→ **ABOUT THIS EXERCISE**
All entries below must be output word for word, and the pictures left behind.

→ **DATASET RECORDS**
====

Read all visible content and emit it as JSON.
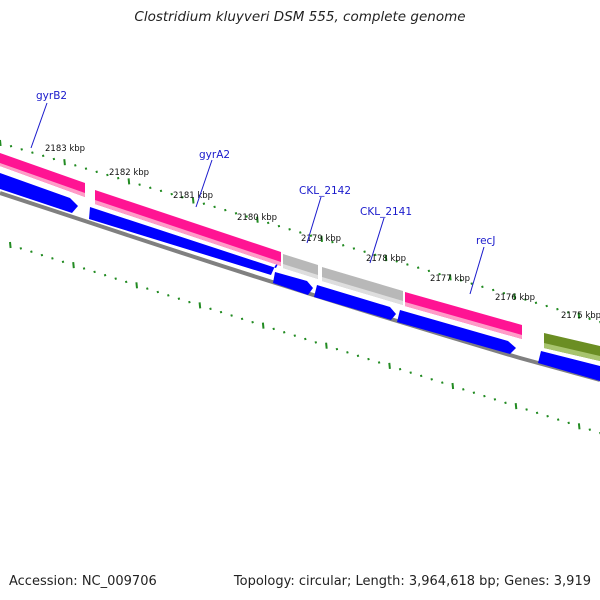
{
  "title": "Clostridium kluyveri DSM 555, complete genome",
  "footer": {
    "accession": "Accession: NC_009706",
    "topology": "Topology: circular; Length: 3,964,618 bp; Genes: 3,919"
  },
  "colors": {
    "cds": "#ff1493",
    "gene": "#0000ff",
    "other": "#b8b8b8",
    "rna": "#6b8e23",
    "backbone": "#808080",
    "tick": "#228b22",
    "label": "#1a1acc"
  },
  "tick_labels": [
    "2183 kbp",
    "2182 kbp",
    "2181 kbp",
    "2180 kbp",
    "2179 kbp",
    "2178 kbp",
    "2177 kbp",
    "2176 kbp",
    "2175 kbp"
  ],
  "gene_labels": [
    "gyrB2",
    "gyrA2",
    "CKL_2142",
    "CKL_2141",
    "recJ"
  ]
}
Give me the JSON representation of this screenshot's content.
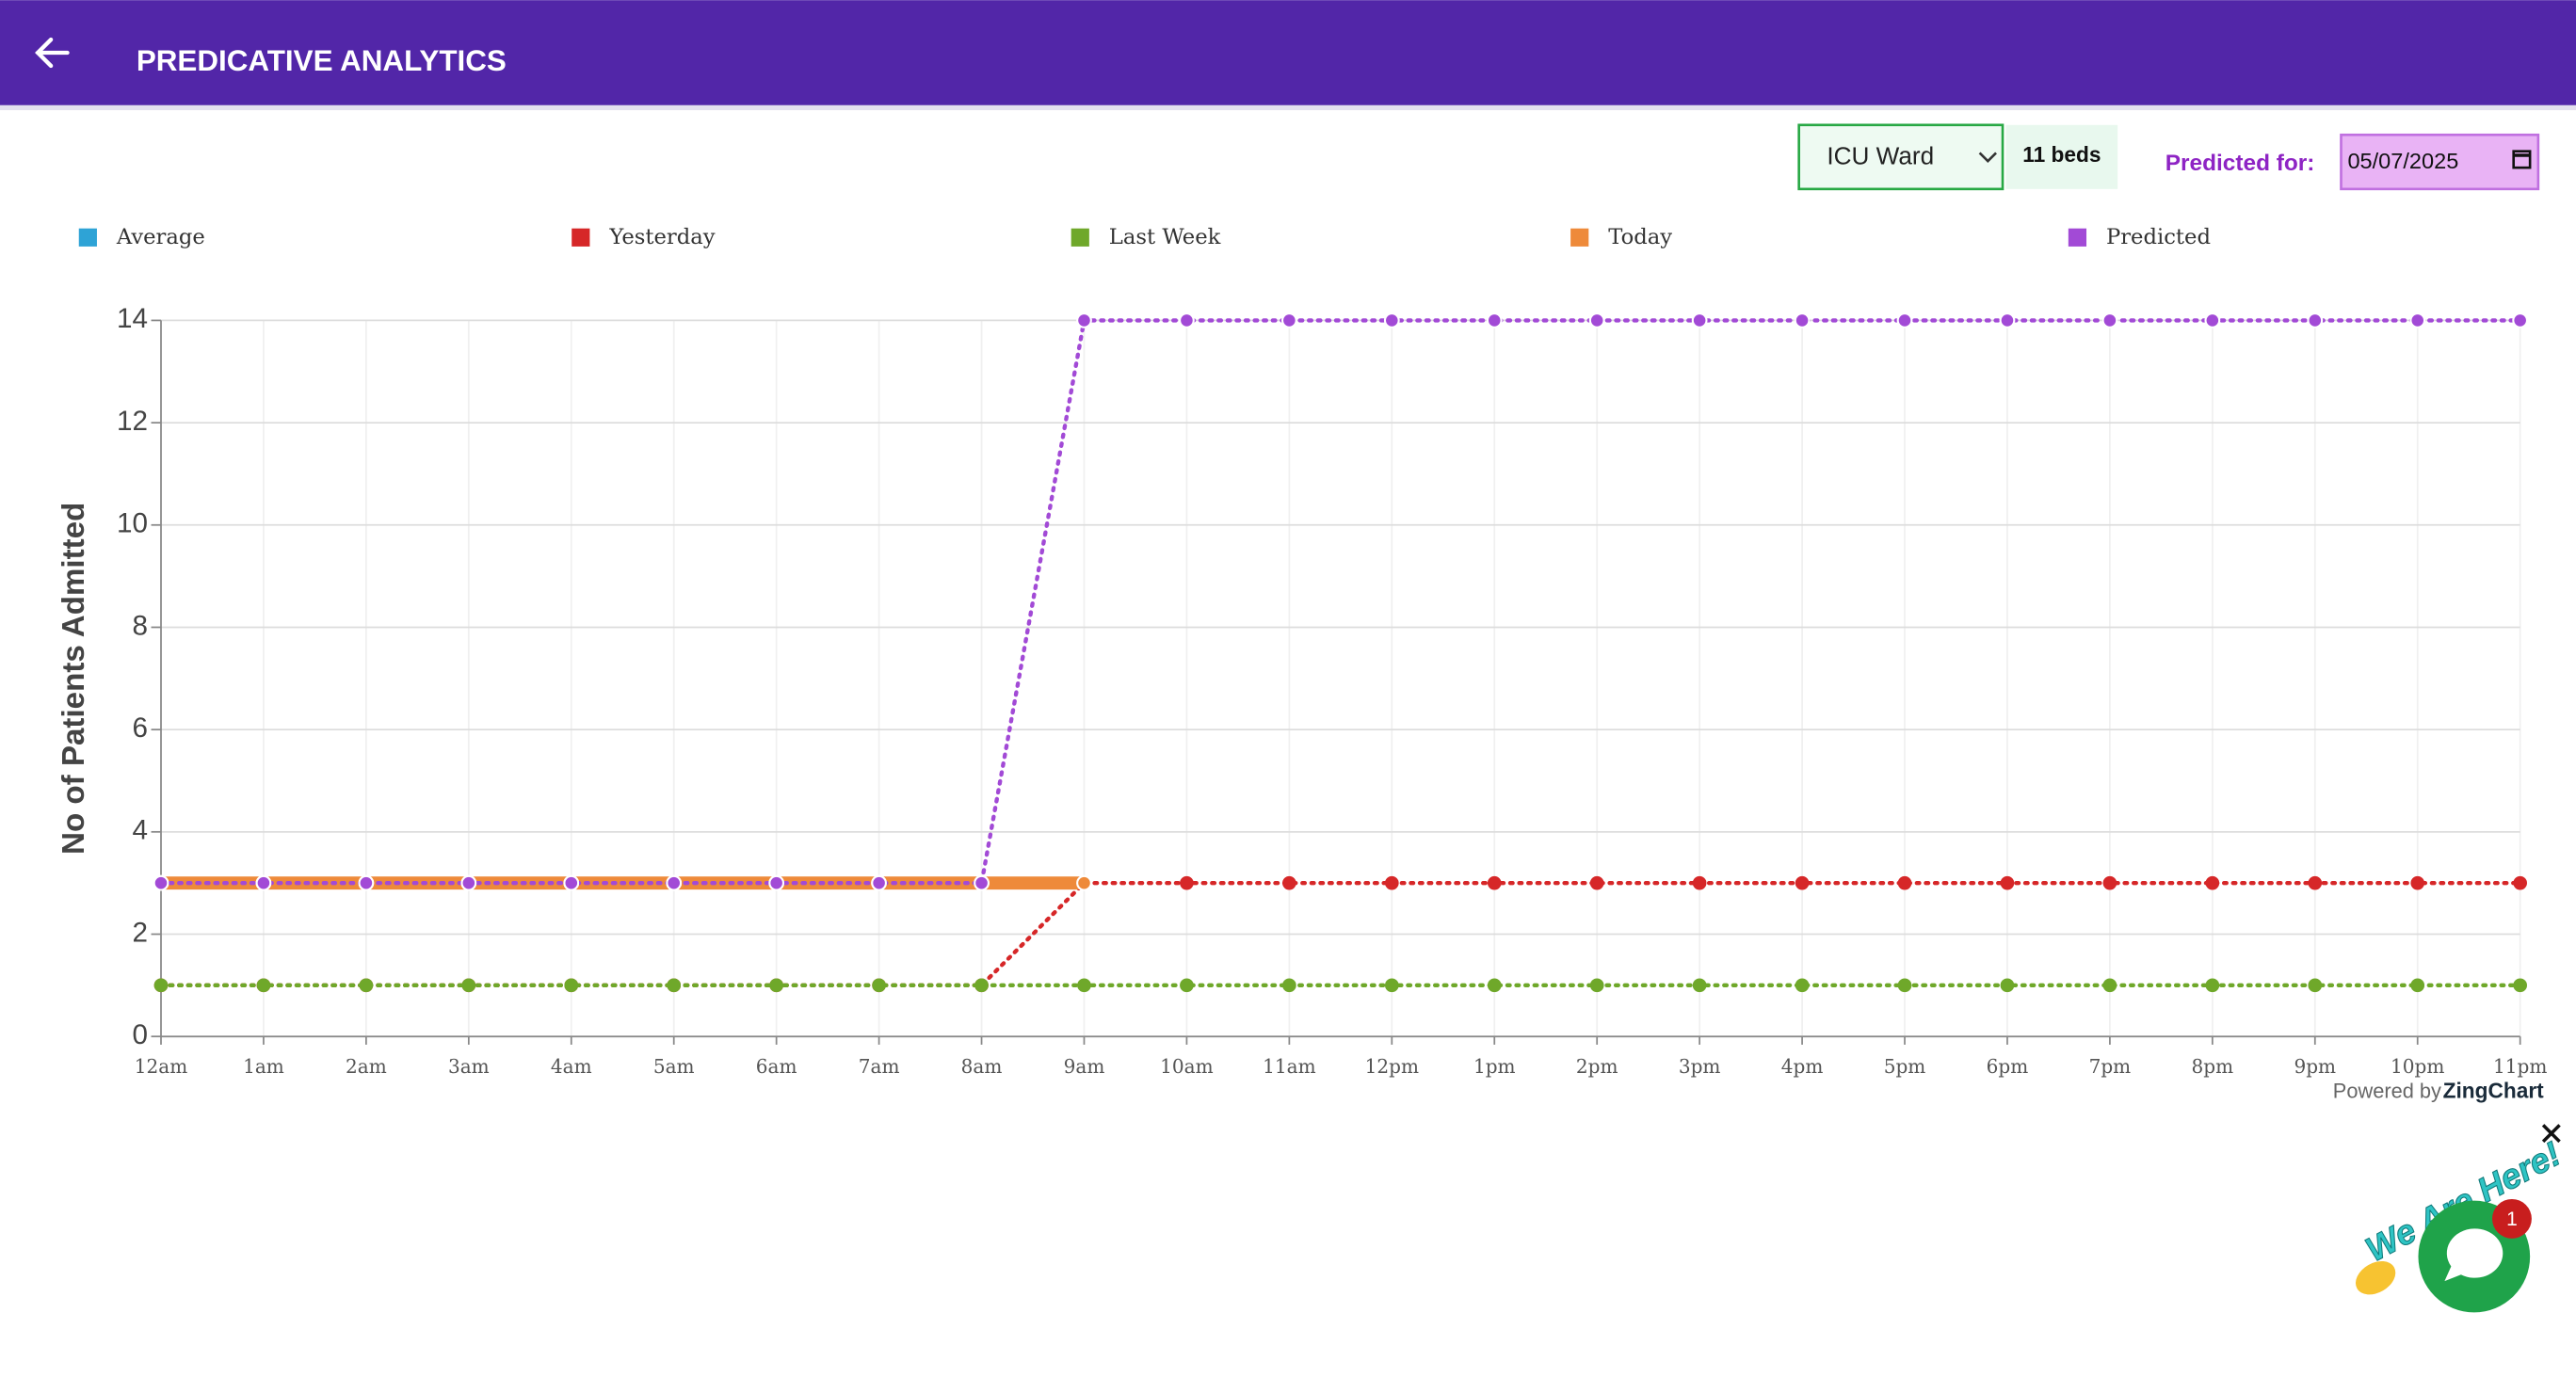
{
  "header": {
    "title": "PREDICATIVE ANALYTICS"
  },
  "controls": {
    "ward": "ICU Ward",
    "beds": "11 beds",
    "predicted_label": "Predicted for:",
    "date": "05/07/2025"
  },
  "chart_data": {
    "type": "line",
    "y_label": "No of Patients Admitted",
    "categories": [
      "12am",
      "1am",
      "2am",
      "3am",
      "4am",
      "5am",
      "6am",
      "7am",
      "8am",
      "9am",
      "10am",
      "11am",
      "12pm",
      "1pm",
      "2pm",
      "3pm",
      "4pm",
      "5pm",
      "6pm",
      "7pm",
      "8pm",
      "9pm",
      "10pm",
      "11pm"
    ],
    "series": [
      {
        "name": "Average",
        "color": "#2ea3d6",
        "line_style": "dotted",
        "values": [
          null,
          null,
          null,
          null,
          null,
          null,
          null,
          null,
          null,
          null,
          null,
          null,
          null,
          null,
          null,
          null,
          null,
          null,
          null,
          null,
          null,
          null,
          null,
          null
        ]
      },
      {
        "name": "Yesterday",
        "color": "#d62728",
        "line_style": "dotted",
        "values": [
          1,
          1,
          1,
          1,
          1,
          1,
          1,
          1,
          1,
          3,
          3,
          3,
          3,
          3,
          3,
          3,
          3,
          3,
          3,
          3,
          3,
          3,
          3,
          3
        ]
      },
      {
        "name": "Last Week",
        "color": "#6fa82a",
        "line_style": "dotted",
        "values": [
          1,
          1,
          1,
          1,
          1,
          1,
          1,
          1,
          1,
          1,
          1,
          1,
          1,
          1,
          1,
          1,
          1,
          1,
          1,
          1,
          1,
          1,
          1,
          1
        ]
      },
      {
        "name": "Today",
        "color": "#ee8a3a",
        "line_style": "solid",
        "values": [
          3,
          3,
          3,
          3,
          3,
          3,
          3,
          3,
          3,
          3,
          null,
          null,
          null,
          null,
          null,
          null,
          null,
          null,
          null,
          null,
          null,
          null,
          null,
          null
        ]
      },
      {
        "name": "Predicted",
        "color": "#a24ad6",
        "line_style": "dotted",
        "values": [
          3,
          3,
          3,
          3,
          3,
          3,
          3,
          3,
          3,
          14,
          14,
          14,
          14,
          14,
          14,
          14,
          14,
          14,
          14,
          14,
          14,
          14,
          14,
          14
        ]
      }
    ],
    "ylim": [
      0,
      14
    ],
    "yticks": [
      0,
      2,
      4,
      6,
      8,
      10,
      12,
      14
    ],
    "grid": true,
    "legend": "top"
  },
  "footer": {
    "powered": "Powered by",
    "brand": "ZingChart"
  },
  "widget": {
    "text": "We Are Here!",
    "badge": "1"
  }
}
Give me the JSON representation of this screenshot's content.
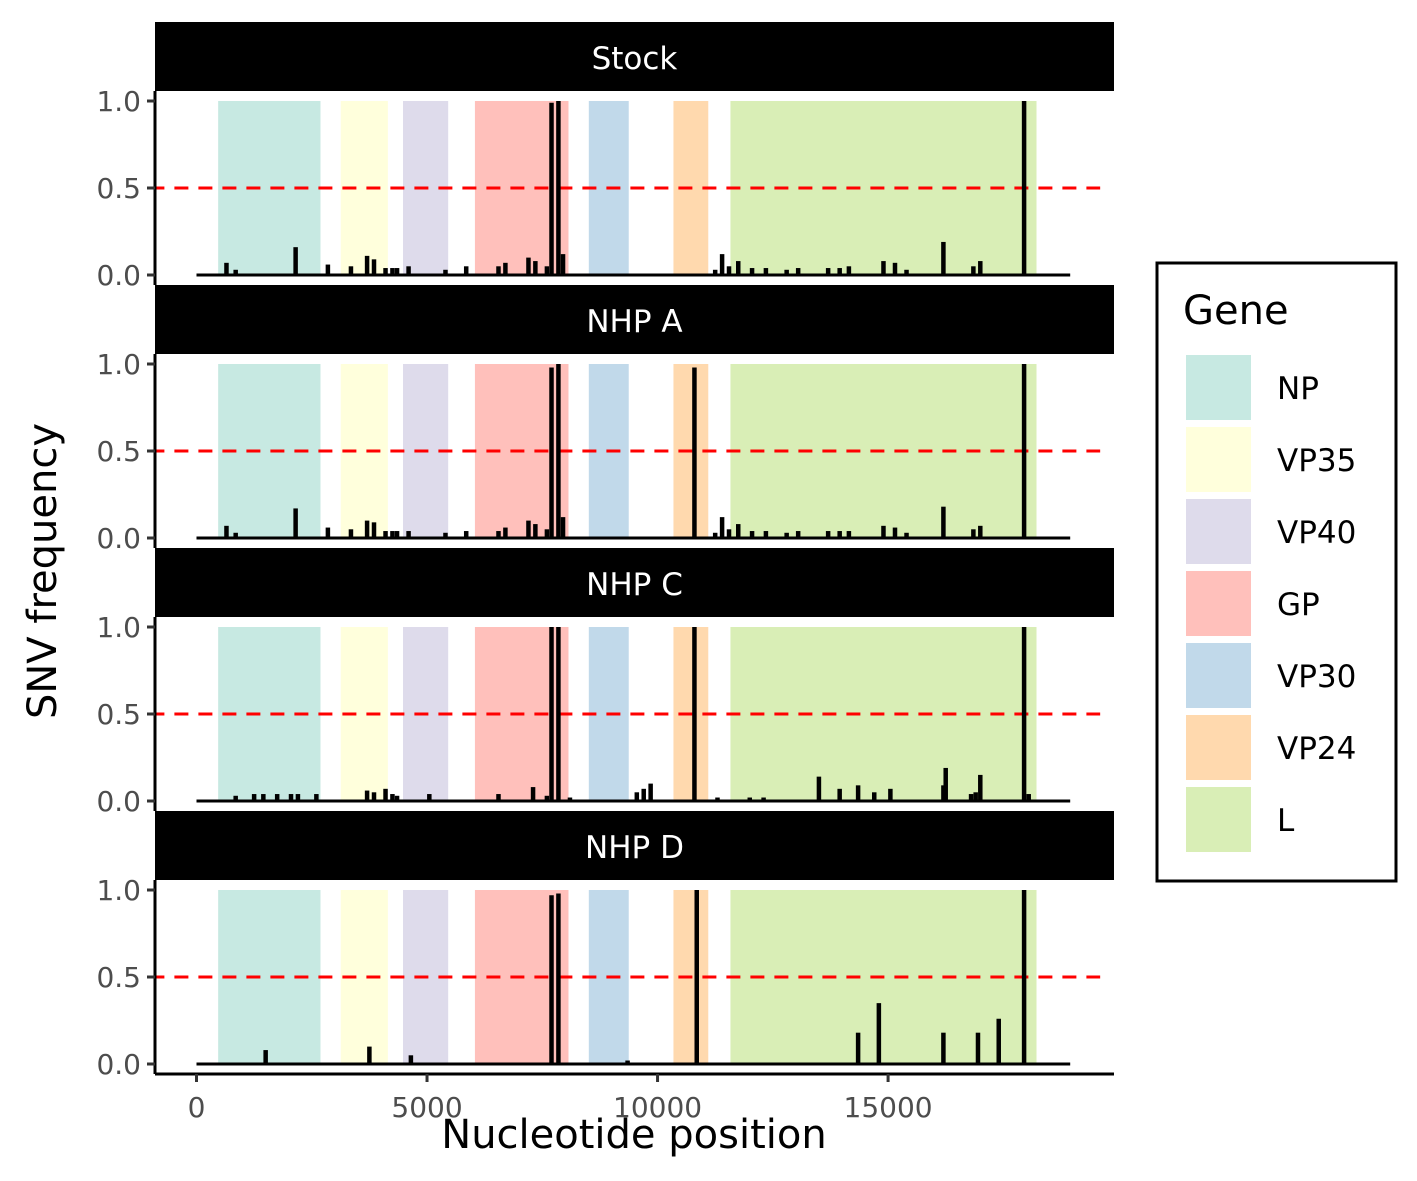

====

→ **TASK OUTPUT**
Read all visible content and emit it as JSON.
{
  "title": "Clostridium kluyveri DSM 555, complete genome",
  "footer": {
    "accession": "Accession: NC_009706",
    "topology": "Topology: circular; Length: 3,964,618 bp; Genes: 3,919"
  },
  "colors": {
    "cds": "#ff1493",
    "gene": "#0000ff",
    "other": "#b8b8b8",
    "rna": "#6b8e23",
    "backbone": "#808080",
    "tick": "#228b22",
    "label": "#1a1acc"
  },
  "tick_labels": [
    "2183 kbp",
    "2182 kbp",
    "2181 kbp",
    "2180 kbp",
    "2179 kbp",
    "2178 kbp",
    "2177 kbp",
    "2176 kbp",
    "2175 kbp"
  ],
  "gene_labels": [
    "gyrB2",
    "gyrA2",
    "CKL_2142",
    "CKL_2141",
    "recJ"
  ]
}
Give me the JSON representation of this screenshot's content.
{
  "header": {
    "title": "PREDICATIVE ANALYTICS"
  },
  "controls": {
    "ward": "ICU Ward",
    "beds": "11 beds",
    "predicted_label": "Predicted for:",
    "date": "05/07/2025"
  },
  "chart_data": {
    "type": "line",
    "y_label": "No of Patients Admitted",
    "categories": [
      "12am",
      "1am",
      "2am",
      "3am",
      "4am",
      "5am",
      "6am",
      "7am",
      "8am",
      "9am",
      "10am",
      "11am",
      "12pm",
      "1pm",
      "2pm",
      "3pm",
      "4pm",
      "5pm",
      "6pm",
      "7pm",
      "8pm",
      "9pm",
      "10pm",
      "11pm"
    ],
    "series": [
      {
        "name": "Average",
        "color": "#2ea3d6",
        "line_style": "dotted",
        "values": [
          null,
          null,
          null,
          null,
          null,
          null,
          null,
          null,
          null,
          null,
          null,
          null,
          null,
          null,
          null,
          null,
          null,
          null,
          null,
          null,
          null,
          null,
          null,
          null
        ]
      },
      {
        "name": "Yesterday",
        "color": "#d62728",
        "line_style": "dotted",
        "values": [
          1,
          1,
          1,
          1,
          1,
          1,
          1,
          1,
          1,
          3,
          3,
          3,
          3,
          3,
          3,
          3,
          3,
          3,
          3,
          3,
          3,
          3,
          3,
          3
        ]
      },
      {
        "name": "Last Week",
        "color": "#6fa82a",
        "line_style": "dotted",
        "values": [
          1,
          1,
          1,
          1,
          1,
          1,
          1,
          1,
          1,
          1,
          1,
          1,
          1,
          1,
          1,
          1,
          1,
          1,
          1,
          1,
          1,
          1,
          1,
          1
        ]
      },
      {
        "name": "Today",
        "color": "#ee8a3a",
        "line_style": "solid",
        "values": [
          3,
          3,
          3,
          3,
          3,
          3,
          3,
          3,
          3,
          3,
          null,
          null,
          null,
          null,
          null,
          null,
          null,
          null,
          null,
          null,
          null,
          null,
          null,
          null
        ]
      },
      {
        "name": "Predicted",
        "color": "#a24ad6",
        "line_style": "dotted",
        "values": [
          3,
          3,
          3,
          3,
          3,
          3,
          3,
          3,
          3,
          14,
          14,
          14,
          14,
          14,
          14,
          14,
          14,
          14,
          14,
          14,
          14,
          14,
          14,
          14
        ]
      }
    ],
    "ylim": [
      0,
      14
    ],
    "yticks": [
      0,
      2,
      4,
      6,
      8,
      10,
      12,
      14
    ],
    "grid": true,
    "legend": "top"
  },
  "footer": {
    "powered": "Powered by",
    "brand": "ZingChart"
  },
  "widget": {
    "text": "We Are Here!",
    "badge": "1"
  }
}
Give me the JSON representation of this screenshot's content.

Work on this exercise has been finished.